(Entries from a page text dataset)
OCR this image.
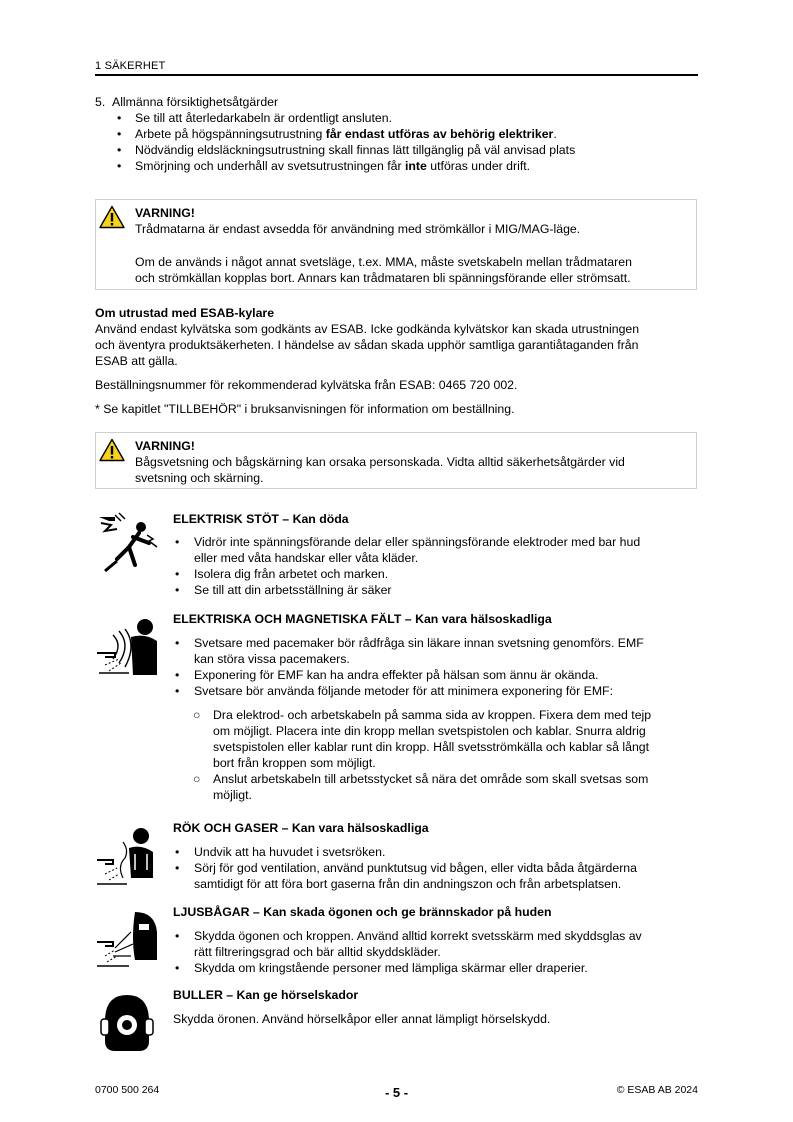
1 SÄKERHET
5. Allmänna försiktighetsåtgärder
• Se till att återledarkabeln är ordentligt ansluten.
• Arbete på högspänningsutrustning får endast utföras av behörig elektriker.
• Nödvändig eldsläckningsutrustning skall finnas lätt tillgänglig på väl anvisad plats
• Smörjning och underhåll av svetsutrustningen får inte utföras under drift.
VARNING!
Trådmatarna är endast avsedda för användning med strömkällor i MIG/MAG-läge.
Om de används i något annat svetsläge, t.ex. MMA, måste svetskabeln mellan trådmataren
och strömkällan kopplas bort. Annars kan trådmataren bli spänningsförande eller strömsatt.
Om utrustad med ESAB-kylare
Använd endast kylvätska som godkänts av ESAB. Icke godkända kylvätskor kan skada utrustningen
och äventyra produktsäkerheten. I händelse av sådan skada upphör samtliga garantiåtaganden från
ESAB att gälla.
Beställningsnummer för rekommenderad kylvätska från ESAB: 0465 720 002.
* Se kapitlet "TILLBEHÖR" i bruksanvisningen för information om beställning.
VARNING!
Bågsvetsning och bågskärning kan orsaka personskada. Vidta alltid säkerhetsåtgärder vid
svetsning och skärning.
ELEKTRISK STÖT – Kan döda
• Vidrör inte spänningsförande delar eller spänningsförande elektroder med bar hud
eller med våta handskar eller våta kläder.
• Isolera dig från arbetet och marken.
• Se till att din arbetsställning är säker
ELEKTRISKA OCH MAGNETISKA FÄLT – Kan vara hälsoskadliga
• Svetsare med pacemaker bör rådfråga sin läkare innan svetsning genomförs. EMF
kan störa vissa pacemakers.
• Exponering för EMF kan ha andra effekter på hälsan som ännu är okända.
• Svetsare bör använda följande metoder för att minimera exponering för EMF:
○ Dra elektrod- och arbetskabeln på samma sida av kroppen. Fixera dem med tejp
om möjligt. Placera inte din kropp mellan svetspistolen och kablar. Snurra aldrig
svetspistolen eller kablar runt din kropp. Håll svetsströmkälla och kablar så långt
bort från kroppen som möjligt.
○ Anslut arbetskabeln till arbetsstycket så nära det område som skall svetsas som
möjligt.
RÖK OCH GASER – Kan vara hälsoskadliga
• Undvik att ha huvudet i svetsröken.
• Sörj för god ventilation, använd punktutsug vid bågen, eller vidta båda åtgärderna
samtidigt för att föra bort gaserna från din andningszon och från arbetsplatsen.
LJUSBÅGAR – Kan skada ögonen och ge brännskador på huden
• Skydda ögonen och kroppen. Använd alltid korrekt svetsskärm med skyddsglas av
rätt filtreringsgrad och bär alltid skyddskläder.
• Skydda om kringstående personer med lämpliga skärmar eller draperier.
BULLER – Kan ge hörselskador
Skydda öronen. Använd hörselkåpor eller annat lämpligt hörselskydd.
0700 500 264	- 5 -	© ESAB AB 2024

What is expected
All of the lines above that carry the string "kablar" need to be found and copied.

Result for this exercise
om möjligt. Placera inte din kropp mellan svetspistolen och kablar. Snurra aldrig
svetspistolen eller kablar runt din kropp. Håll svetsströmkälla och kablar så långt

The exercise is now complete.